▸ Directive
Transcribe all of the records precisely as they are presented.

▸ Data for this task

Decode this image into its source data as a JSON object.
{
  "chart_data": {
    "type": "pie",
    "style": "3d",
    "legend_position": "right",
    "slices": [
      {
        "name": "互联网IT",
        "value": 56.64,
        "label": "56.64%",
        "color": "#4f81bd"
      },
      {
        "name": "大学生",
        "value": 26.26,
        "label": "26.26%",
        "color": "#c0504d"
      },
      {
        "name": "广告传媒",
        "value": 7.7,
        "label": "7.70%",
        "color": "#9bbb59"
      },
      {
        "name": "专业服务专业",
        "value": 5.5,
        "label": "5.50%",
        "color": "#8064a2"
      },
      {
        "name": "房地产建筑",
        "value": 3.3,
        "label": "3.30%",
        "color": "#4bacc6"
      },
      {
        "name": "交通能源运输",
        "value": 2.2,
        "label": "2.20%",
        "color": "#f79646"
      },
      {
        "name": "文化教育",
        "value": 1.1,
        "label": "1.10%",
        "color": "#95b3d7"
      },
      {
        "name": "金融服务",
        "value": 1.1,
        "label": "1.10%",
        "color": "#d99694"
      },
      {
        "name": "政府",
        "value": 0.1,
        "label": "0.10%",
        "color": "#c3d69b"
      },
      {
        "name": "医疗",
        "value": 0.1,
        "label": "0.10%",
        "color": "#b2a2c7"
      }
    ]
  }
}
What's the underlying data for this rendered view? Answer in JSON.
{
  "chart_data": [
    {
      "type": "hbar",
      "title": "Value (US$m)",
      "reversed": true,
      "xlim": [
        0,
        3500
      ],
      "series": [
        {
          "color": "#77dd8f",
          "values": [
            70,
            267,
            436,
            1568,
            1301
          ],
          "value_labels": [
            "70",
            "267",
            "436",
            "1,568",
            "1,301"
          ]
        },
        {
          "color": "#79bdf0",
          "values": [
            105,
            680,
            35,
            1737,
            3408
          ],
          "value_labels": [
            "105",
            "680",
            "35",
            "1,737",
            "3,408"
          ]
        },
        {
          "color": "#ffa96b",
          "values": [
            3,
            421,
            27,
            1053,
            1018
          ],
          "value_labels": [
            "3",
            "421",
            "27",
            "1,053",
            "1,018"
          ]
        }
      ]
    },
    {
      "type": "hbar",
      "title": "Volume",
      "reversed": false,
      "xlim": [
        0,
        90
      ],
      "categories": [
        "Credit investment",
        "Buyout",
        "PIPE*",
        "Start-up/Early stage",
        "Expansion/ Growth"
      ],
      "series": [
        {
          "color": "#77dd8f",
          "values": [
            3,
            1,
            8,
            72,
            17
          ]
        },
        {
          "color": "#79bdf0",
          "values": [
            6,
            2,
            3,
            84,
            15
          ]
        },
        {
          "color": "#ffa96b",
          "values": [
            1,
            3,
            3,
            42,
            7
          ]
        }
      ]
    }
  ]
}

▸ Finished exercise
Decode this image into its source data as a JSON object.
{
  "chart_data": {
    "type": "pie",
    "style": "3d",
    "legend_position": "right",
    "slices": [
      {
        "name": "互联网IT",
        "value": 56.64,
        "label": "56.64%",
        "color": "#4f81bd"
      },
      {
        "name": "大学生",
        "value": 26.26,
        "label": "26.26%",
        "color": "#c0504d"
      },
      {
        "name": "广告传媒",
        "value": 7.7,
        "label": "7.70%",
        "color": "#9bbb59"
      },
      {
        "name": "专业服务专业",
        "value": 5.5,
        "label": "5.50%",
        "color": "#8064a2"
      },
      {
        "name": "房地产建筑",
        "value": 3.3,
        "label": "3.30%",
        "color": "#4bacc6"
      },
      {
        "name": "交通能源运输",
        "value": 2.2,
        "label": "2.20%",
        "color": "#f79646"
      },
      {
        "name": "文化教育",
        "value": 1.1,
        "label": "1.10%",
        "color": "#95b3d7"
      },
      {
        "name": "金融服务",
        "value": 1.1,
        "label": "1.10%",
        "color": "#d99694"
      },
      {
        "name": "政府",
        "value": 0.1,
        "label": "0.10%",
        "color": "#c3d69b"
      },
      {
        "name": "医疗",
        "value": 0.1,
        "label": "0.10%",
        "color": "#b2a2c7"
      }
    ]
  }
}
What's the underlying data for this rendered view? Answer in JSON.
{
  "chart_data": [
    {
      "type": "hbar",
      "title": "Value (US$m)",
      "reversed": true,
      "xlim": [
        0,
        3500
      ],
      "series": [
        {
          "color": "#77dd8f",
          "values": [
            70,
            267,
            436,
            1568,
            1301
          ],
          "value_labels": [
            "70",
            "267",
            "436",
            "1,568",
            "1,301"
          ]
        },
        {
          "color": "#79bdf0",
          "values": [
            105,
            680,
            35,
            1737,
            3408
          ],
          "value_labels": [
            "105",
            "680",
            "35",
            "1,737",
            "3,408"
          ]
        },
        {
          "color": "#ffa96b",
          "values": [
            3,
            421,
            27,
            1053,
            1018
          ],
          "value_labels": [
            "3",
            "421",
            "27",
            "1,053",
            "1,018"
          ]
        }
      ]
    },
    {
      "type": "hbar",
      "title": "Volume",
      "reversed": false,
      "xlim": [
        0,
        90
      ],
      "categories": [
        "Credit investment",
        "Buyout",
        "PIPE*",
        "Start-up/Early stage",
        "Expansion/ Growth"
      ],
      "series": [
        {
          "color": "#77dd8f",
          "values": [
            3,
            1,
            8,
            72,
            17
          ]
        },
        {
          "color": "#79bdf0",
          "values": [
            6,
            2,
            3,
            84,
            15
          ]
        },
        {
          "color": "#ffa96b",
          "values": [
            1,
            3,
            3,
            42,
            7
          ]
        }
      ]
    }
  ]
}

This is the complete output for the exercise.